> CHALLENGE
Render the entries below as a numbered list, leaving out any blank lines. Begin at the first line of the entries and stop after the line that contains "start-button[interactable]: Start (540, 219, 605, 245)".

═══ RECORDED DATA

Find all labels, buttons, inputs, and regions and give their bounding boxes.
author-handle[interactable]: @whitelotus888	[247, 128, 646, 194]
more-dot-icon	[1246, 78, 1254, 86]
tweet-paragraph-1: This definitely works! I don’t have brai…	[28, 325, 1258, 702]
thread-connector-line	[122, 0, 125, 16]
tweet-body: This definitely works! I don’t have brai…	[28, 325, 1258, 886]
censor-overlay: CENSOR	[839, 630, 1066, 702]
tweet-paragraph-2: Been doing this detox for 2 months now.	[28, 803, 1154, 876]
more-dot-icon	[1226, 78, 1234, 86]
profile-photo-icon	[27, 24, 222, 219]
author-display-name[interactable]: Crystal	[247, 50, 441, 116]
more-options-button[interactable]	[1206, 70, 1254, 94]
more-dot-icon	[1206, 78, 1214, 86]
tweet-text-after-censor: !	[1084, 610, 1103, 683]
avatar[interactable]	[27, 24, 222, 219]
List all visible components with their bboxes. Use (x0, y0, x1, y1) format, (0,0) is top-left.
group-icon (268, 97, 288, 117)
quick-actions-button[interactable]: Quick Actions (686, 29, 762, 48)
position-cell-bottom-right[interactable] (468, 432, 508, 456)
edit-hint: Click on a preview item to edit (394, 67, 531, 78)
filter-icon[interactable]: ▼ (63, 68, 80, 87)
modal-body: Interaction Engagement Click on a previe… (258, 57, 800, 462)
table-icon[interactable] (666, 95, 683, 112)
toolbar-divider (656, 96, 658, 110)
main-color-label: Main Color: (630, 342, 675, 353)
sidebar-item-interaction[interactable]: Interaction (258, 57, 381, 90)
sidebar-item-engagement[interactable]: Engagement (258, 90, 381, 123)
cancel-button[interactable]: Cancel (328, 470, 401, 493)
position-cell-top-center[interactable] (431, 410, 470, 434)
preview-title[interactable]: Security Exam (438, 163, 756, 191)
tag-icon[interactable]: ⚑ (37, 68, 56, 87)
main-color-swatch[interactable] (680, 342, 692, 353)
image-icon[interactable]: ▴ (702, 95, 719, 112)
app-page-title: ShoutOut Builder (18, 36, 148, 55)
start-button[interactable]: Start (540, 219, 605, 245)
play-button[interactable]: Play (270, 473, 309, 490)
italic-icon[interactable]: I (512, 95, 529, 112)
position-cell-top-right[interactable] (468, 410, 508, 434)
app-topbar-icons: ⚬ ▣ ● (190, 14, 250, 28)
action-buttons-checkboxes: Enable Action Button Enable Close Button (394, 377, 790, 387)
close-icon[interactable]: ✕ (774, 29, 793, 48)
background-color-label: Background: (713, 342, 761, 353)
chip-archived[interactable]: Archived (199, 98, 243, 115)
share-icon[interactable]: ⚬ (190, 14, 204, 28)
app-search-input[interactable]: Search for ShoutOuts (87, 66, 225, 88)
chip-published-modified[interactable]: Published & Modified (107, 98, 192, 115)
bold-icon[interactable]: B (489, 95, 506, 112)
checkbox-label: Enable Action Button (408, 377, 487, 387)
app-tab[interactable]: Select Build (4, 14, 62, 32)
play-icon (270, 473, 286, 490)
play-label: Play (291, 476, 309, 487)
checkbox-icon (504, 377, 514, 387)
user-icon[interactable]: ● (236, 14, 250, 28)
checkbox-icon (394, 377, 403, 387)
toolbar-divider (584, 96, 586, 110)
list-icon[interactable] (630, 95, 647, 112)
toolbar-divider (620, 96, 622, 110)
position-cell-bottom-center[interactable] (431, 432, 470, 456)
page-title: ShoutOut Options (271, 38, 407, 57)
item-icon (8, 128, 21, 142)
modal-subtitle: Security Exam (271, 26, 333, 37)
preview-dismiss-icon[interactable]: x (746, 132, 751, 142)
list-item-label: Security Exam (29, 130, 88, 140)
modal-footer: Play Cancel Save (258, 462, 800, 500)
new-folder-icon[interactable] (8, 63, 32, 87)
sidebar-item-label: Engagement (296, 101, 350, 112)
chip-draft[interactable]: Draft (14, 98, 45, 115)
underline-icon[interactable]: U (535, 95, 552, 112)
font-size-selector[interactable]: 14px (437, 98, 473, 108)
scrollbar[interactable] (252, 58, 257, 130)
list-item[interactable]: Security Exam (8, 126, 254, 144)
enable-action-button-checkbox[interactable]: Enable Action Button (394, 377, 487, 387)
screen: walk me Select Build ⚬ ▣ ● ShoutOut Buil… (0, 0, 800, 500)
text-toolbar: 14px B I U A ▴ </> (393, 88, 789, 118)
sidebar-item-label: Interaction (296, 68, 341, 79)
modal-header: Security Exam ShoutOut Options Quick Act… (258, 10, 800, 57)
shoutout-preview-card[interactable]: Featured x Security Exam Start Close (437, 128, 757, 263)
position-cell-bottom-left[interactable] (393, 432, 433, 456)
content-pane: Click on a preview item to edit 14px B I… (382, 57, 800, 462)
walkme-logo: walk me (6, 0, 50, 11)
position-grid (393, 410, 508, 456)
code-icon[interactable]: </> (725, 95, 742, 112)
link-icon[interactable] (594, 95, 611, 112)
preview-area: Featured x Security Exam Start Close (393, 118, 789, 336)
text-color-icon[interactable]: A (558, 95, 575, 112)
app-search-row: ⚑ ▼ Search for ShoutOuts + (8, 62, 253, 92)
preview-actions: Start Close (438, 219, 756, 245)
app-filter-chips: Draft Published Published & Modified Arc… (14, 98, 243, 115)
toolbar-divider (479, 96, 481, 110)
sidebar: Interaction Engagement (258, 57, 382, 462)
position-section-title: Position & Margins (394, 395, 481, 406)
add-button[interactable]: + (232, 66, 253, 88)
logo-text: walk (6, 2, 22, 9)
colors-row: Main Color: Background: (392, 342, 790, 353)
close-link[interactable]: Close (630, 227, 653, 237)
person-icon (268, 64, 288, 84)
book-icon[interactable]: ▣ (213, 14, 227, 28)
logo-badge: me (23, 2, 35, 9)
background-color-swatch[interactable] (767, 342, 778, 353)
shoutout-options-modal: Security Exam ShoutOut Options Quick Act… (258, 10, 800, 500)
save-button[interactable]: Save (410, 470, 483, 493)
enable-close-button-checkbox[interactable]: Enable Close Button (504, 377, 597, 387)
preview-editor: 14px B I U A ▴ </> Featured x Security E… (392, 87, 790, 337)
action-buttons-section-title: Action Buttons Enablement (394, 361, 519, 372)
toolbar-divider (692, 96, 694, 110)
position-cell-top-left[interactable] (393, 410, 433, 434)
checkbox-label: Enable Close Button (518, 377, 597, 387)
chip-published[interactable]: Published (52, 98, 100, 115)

══════

> EXERCISE ANSWER
1. Find all labels, buttons, inputs, and regions and give their bounding boxes.
2. author-handle[interactable]: @whitelotus888	[247, 128, 646, 194]
3. more-dot-icon	[1246, 78, 1254, 86]
4. tweet-paragraph-1: This definitely works! I don’t have brai…	[28, 325, 1258, 702]
5. thread-connector-line	[122, 0, 125, 16]
6. tweet-body: This definitely works! I don’t have brai…	[28, 325, 1258, 886]
7. censor-overlay: CENSOR	[839, 630, 1066, 702]
8. tweet-paragraph-2: Been doing this detox for 2 months now.	[28, 803, 1154, 876]
9. more-dot-icon	[1226, 78, 1234, 86]
10. profile-photo-icon	[27, 24, 222, 219]
11. author-display-name[interactable]: Crystal	[247, 50, 441, 116]
12. more-options-button[interactable]	[1206, 70, 1254, 94]
13. more-dot-icon	[1206, 78, 1214, 86]
14. tweet-text-after-censor: !	[1084, 610, 1103, 683]
15. avatar[interactable]	[27, 24, 222, 219]
16. List all visible components with their bboxes. Use (x0, y0, x1, y1) format, (0,0) is top-left.
17. group-icon (268, 97, 288, 117)
18. quick-actions-button[interactable]: Quick Actions (686, 29, 762, 48)
19. position-cell-bottom-right[interactable] (468, 432, 508, 456)
20. edit-hint: Click on a preview item to edit (394, 67, 531, 78)
21. filter-icon[interactable]: ▼ (63, 68, 80, 87)
22. modal-body: Interaction Engagement Click on a previe… (258, 57, 800, 462)
23. table-icon[interactable] (666, 95, 683, 112)
24. toolbar-divider (656, 96, 658, 110)
25. main-color-label: Main Color: (630, 342, 675, 353)
26. sidebar-item-interaction[interactable]: Interaction (258, 57, 381, 90)
27. sidebar-item-engagement[interactable]: Engagement (258, 90, 381, 123)
28. cancel-button[interactable]: Cancel (328, 470, 401, 493)
29. position-cell-top-center[interactable] (431, 410, 470, 434)
30. preview-title[interactable]: Security Exam (438, 163, 756, 191)
31. tag-icon[interactable]: ⚑ (37, 68, 56, 87)
32. main-color-swatch[interactable] (680, 342, 692, 353)
33. image-icon[interactable]: ▴ (702, 95, 719, 112)
34. app-page-title: ShoutOut Builder (18, 36, 148, 55)
35. start-button[interactable]: Start (540, 219, 605, 245)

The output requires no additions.